◆ STATED TASK ◆
Reproduce the records below in their entirety, character for character.

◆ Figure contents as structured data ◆
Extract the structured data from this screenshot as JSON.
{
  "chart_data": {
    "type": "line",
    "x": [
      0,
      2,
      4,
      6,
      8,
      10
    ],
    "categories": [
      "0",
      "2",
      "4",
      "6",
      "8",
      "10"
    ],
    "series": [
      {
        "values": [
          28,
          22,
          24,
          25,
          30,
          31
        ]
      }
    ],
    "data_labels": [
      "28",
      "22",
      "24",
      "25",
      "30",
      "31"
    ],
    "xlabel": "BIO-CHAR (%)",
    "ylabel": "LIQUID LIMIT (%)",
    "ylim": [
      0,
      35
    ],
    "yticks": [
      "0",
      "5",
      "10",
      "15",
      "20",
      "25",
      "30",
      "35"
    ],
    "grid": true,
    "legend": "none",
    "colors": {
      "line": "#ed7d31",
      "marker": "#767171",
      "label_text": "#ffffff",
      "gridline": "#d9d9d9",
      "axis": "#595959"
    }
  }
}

◆ RESULT ◆
Extract the structured data from this screenshot as JSON.
{
  "chart_data": {
    "type": "line",
    "x": [
      0,
      2,
      4,
      6,
      8,
      10
    ],
    "categories": [
      "0",
      "2",
      "4",
      "6",
      "8",
      "10"
    ],
    "series": [
      {
        "values": [
          28,
          22,
          24,
          25,
          30,
          31
        ]
      }
    ],
    "data_labels": [
      "28",
      "22",
      "24",
      "25",
      "30",
      "31"
    ],
    "xlabel": "BIO-CHAR (%)",
    "ylabel": "LIQUID LIMIT (%)",
    "ylim": [
      0,
      35
    ],
    "yticks": [
      "0",
      "5",
      "10",
      "15",
      "20",
      "25",
      "30",
      "35"
    ],
    "grid": true,
    "legend": "none",
    "colors": {
      "line": "#ed7d31",
      "marker": "#767171",
      "label_text": "#ffffff",
      "gridline": "#d9d9d9",
      "axis": "#595959"
    }
  }
}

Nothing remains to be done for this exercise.